● TASK DESCRIPTION: Do any lines in the data below contain "Average"? If so, copy every one of them.

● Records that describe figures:
—————

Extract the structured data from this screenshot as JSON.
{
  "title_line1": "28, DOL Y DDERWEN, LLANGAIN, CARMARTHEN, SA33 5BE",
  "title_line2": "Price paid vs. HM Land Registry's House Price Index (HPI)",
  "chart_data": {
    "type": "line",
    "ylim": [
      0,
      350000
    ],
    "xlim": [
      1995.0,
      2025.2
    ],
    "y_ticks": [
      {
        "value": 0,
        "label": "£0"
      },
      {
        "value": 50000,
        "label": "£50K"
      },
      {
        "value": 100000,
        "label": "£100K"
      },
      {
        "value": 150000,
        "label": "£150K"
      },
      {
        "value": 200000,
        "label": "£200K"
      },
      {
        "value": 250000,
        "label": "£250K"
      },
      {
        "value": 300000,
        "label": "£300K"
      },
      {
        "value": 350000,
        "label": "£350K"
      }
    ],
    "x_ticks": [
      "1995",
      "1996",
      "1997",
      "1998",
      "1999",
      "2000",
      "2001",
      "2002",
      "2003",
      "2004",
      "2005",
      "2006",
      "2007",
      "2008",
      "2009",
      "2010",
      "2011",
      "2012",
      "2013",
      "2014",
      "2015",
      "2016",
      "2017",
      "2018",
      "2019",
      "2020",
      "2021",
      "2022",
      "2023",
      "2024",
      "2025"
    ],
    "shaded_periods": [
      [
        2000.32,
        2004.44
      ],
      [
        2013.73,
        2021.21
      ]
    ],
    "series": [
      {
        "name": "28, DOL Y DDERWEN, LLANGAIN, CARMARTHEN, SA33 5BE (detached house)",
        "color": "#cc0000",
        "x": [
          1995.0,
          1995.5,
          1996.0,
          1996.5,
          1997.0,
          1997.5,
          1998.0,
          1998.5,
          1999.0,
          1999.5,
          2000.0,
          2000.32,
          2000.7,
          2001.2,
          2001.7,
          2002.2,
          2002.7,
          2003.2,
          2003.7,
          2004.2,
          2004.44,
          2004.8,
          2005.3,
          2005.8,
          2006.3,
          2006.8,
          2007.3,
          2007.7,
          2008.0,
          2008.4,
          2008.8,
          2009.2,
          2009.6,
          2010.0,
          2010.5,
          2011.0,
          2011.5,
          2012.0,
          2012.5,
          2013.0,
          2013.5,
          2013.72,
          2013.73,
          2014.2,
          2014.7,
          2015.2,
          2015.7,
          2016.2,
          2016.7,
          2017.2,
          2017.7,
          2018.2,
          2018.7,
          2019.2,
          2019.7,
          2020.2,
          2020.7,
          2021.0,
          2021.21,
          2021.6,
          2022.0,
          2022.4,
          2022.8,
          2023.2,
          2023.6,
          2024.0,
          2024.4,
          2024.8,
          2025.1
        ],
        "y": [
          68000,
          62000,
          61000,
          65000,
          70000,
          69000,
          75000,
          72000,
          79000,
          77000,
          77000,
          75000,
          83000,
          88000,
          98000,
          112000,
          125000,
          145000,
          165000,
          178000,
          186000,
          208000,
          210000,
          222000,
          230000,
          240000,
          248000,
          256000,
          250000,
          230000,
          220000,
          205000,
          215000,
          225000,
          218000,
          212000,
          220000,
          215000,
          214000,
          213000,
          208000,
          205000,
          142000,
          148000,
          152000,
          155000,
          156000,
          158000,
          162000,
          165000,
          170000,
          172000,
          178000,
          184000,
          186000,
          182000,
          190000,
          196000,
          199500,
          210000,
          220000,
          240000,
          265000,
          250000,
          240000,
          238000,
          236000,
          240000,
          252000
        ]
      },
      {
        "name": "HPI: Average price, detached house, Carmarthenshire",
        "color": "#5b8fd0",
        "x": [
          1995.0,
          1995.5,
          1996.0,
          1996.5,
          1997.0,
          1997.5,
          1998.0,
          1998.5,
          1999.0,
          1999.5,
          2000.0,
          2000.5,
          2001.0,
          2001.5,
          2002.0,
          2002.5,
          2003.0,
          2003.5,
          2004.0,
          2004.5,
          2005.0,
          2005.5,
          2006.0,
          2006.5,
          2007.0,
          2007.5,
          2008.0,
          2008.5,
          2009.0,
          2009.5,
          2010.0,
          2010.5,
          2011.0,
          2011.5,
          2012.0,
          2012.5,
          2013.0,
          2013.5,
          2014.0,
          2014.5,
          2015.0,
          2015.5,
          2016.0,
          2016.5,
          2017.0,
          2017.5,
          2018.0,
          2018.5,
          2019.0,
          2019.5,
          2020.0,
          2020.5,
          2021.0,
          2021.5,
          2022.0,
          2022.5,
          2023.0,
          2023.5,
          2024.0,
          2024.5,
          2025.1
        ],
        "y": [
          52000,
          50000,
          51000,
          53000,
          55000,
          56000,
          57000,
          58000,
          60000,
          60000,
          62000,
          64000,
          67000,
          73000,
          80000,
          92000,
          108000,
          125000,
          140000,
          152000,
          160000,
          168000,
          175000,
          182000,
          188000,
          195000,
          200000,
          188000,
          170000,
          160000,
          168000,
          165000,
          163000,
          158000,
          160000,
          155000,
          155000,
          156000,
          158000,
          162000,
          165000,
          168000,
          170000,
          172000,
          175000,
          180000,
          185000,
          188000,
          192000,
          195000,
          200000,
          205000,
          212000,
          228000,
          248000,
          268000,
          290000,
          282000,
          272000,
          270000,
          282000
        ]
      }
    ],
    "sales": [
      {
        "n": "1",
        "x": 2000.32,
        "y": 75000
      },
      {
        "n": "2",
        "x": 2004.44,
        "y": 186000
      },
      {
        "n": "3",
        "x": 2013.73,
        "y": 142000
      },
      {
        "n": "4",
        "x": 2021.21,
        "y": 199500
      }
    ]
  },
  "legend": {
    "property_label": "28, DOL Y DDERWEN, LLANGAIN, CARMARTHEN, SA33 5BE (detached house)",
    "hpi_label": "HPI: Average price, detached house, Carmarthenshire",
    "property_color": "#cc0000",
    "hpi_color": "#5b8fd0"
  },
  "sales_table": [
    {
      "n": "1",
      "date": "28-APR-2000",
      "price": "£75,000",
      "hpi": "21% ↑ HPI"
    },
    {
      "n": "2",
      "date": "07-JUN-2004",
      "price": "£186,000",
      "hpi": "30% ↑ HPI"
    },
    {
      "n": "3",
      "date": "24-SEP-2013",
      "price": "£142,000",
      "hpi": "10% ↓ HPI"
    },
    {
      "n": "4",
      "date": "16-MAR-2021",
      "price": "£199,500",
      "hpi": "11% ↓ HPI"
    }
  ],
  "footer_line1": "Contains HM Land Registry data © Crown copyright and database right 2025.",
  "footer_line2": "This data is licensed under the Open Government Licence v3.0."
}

—————

● SOLUTION BELOW:
        "name": "HPI: Average price, detached house, Carmarthenshire",
    "hpi_label": "HPI: Average price, detached house, Carmarthenshire",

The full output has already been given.